• What needs to be done:
All of the entries should be returned without a single change.

• Material provided:
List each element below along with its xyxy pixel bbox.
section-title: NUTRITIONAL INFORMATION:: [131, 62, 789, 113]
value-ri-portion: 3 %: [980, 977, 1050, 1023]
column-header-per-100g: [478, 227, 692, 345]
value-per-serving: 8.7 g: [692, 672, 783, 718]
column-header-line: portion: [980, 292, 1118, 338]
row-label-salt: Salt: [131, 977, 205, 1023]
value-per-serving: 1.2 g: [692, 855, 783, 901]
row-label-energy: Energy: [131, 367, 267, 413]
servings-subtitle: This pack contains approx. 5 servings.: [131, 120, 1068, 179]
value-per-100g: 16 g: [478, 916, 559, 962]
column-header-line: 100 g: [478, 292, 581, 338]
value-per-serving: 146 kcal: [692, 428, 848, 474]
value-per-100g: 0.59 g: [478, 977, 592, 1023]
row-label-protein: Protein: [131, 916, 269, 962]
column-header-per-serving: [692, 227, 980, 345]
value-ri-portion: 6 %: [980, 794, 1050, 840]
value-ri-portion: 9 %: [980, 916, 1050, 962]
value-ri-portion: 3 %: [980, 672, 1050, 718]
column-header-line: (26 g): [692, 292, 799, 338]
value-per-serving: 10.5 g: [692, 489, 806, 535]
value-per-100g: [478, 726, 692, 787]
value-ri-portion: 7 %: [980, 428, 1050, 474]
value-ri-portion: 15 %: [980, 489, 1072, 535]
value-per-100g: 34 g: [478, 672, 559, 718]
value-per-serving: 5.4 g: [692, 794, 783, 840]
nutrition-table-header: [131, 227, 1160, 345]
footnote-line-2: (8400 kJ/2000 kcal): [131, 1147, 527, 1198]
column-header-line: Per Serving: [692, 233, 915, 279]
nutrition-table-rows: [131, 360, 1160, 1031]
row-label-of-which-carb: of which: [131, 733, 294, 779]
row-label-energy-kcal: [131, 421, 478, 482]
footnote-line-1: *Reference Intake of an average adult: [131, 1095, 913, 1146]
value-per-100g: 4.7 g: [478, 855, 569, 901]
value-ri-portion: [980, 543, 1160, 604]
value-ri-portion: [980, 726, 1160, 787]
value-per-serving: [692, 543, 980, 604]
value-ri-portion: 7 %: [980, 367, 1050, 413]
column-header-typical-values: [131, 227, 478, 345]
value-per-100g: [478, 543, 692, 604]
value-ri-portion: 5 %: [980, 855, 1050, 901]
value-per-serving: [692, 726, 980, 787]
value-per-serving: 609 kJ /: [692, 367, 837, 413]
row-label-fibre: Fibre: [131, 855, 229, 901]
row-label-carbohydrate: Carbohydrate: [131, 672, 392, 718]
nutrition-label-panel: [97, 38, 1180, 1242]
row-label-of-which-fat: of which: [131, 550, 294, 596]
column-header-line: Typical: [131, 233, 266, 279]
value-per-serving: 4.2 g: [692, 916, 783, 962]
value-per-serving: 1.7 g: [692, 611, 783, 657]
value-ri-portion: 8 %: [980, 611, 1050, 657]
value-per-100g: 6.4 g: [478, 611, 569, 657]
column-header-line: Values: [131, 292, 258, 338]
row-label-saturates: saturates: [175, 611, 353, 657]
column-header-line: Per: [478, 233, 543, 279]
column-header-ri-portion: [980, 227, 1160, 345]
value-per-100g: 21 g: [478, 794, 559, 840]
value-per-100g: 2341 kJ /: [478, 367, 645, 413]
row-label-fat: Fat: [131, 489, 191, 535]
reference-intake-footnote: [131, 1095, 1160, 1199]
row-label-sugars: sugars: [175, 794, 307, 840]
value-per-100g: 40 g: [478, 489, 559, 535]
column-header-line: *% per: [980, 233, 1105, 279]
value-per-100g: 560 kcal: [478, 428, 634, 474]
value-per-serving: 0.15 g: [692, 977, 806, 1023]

• Written answer:
List each element below along with its xyxy pixel bbox.
section-title: NUTRITIONAL INFORMATION:: [131, 62, 789, 113]
value-ri-portion: 3 %: [980, 977, 1050, 1023]
column-header-per-100g: [478, 227, 692, 345]
value-per-serving: 8.7 g: [692, 672, 783, 718]
column-header-line: portion: [980, 292, 1118, 338]
row-label-salt: Salt: [131, 977, 205, 1023]
value-per-serving: 1.2 g: [692, 855, 783, 901]
row-label-energy: Energy: [131, 367, 267, 413]
servings-subtitle: This pack contains approx. 5 servings.: [131, 120, 1068, 179]
value-per-100g: 16 g: [478, 916, 559, 962]
column-header-line: 100 g: [478, 292, 581, 338]
value-per-serving: 146 kcal: [692, 428, 848, 474]
value-per-100g: 0.59 g: [478, 977, 592, 1023]
row-label-protein: Protein: [131, 916, 269, 962]
column-header-per-serving: [692, 227, 980, 345]
value-ri-portion: 6 %: [980, 794, 1050, 840]
value-ri-portion: 9 %: [980, 916, 1050, 962]
value-ri-portion: 3 %: [980, 672, 1050, 718]
column-header-line: (26 g): [692, 292, 799, 338]
value-per-serving: 10.5 g: [692, 489, 806, 535]
value-per-100g: [478, 726, 692, 787]
value-ri-portion: 7 %: [980, 428, 1050, 474]
value-ri-portion: 15 %: [980, 489, 1072, 535]
value-per-100g: 34 g: [478, 672, 559, 718]
value-per-serving: 5.4 g: [692, 794, 783, 840]
nutrition-table-header: [131, 227, 1160, 345]
footnote-line-2: (8400 kJ/2000 kcal): [131, 1147, 527, 1198]
column-header-line: Per Serving: [692, 233, 915, 279]
nutrition-table-rows: [131, 360, 1160, 1031]
row-label-of-which-carb: of which: [131, 733, 294, 779]
row-label-energy-kcal: [131, 421, 478, 482]
footnote-line-1: *Reference Intake of an average adult: [131, 1095, 913, 1146]
value-per-100g: 4.7 g: [478, 855, 569, 901]
value-ri-portion: [980, 543, 1160, 604]
value-ri-portion: [980, 726, 1160, 787]
value-per-serving: [692, 543, 980, 604]
value-ri-portion: 7 %: [980, 367, 1050, 413]
column-header-typical-values: [131, 227, 478, 345]
value-per-100g: [478, 543, 692, 604]
value-ri-portion: 5 %: [980, 855, 1050, 901]
value-per-serving: [692, 726, 980, 787]
value-per-serving: 609 kJ /: [692, 367, 837, 413]
row-label-fibre: Fibre: [131, 855, 229, 901]
row-label-carbohydrate: Carbohydrate: [131, 672, 392, 718]
nutrition-label-panel: [97, 38, 1180, 1242]
row-label-of-which-fat: of which: [131, 550, 294, 596]
column-header-line: Typical: [131, 233, 266, 279]
value-per-serving: 4.2 g: [692, 916, 783, 962]
value-per-serving: 1.7 g: [692, 611, 783, 657]
value-ri-portion: 8 %: [980, 611, 1050, 657]
value-per-100g: 6.4 g: [478, 611, 569, 657]
column-header-line: Values: [131, 292, 258, 338]
row-label-saturates: saturates: [175, 611, 353, 657]
column-header-line: Per: [478, 233, 543, 279]
column-header-ri-portion: [980, 227, 1160, 345]
value-per-100g: 21 g: [478, 794, 559, 840]
value-per-100g: 2341 kJ /: [478, 367, 645, 413]
row-label-fat: Fat: [131, 489, 191, 535]
reference-intake-footnote: [131, 1095, 1160, 1199]
row-label-sugars: sugars: [175, 794, 307, 840]
value-per-100g: 40 g: [478, 489, 559, 535]
column-header-line: *% per: [980, 233, 1105, 279]
value-per-100g: 560 kcal: [478, 428, 634, 474]
value-per-serving: 0.15 g: [692, 977, 806, 1023]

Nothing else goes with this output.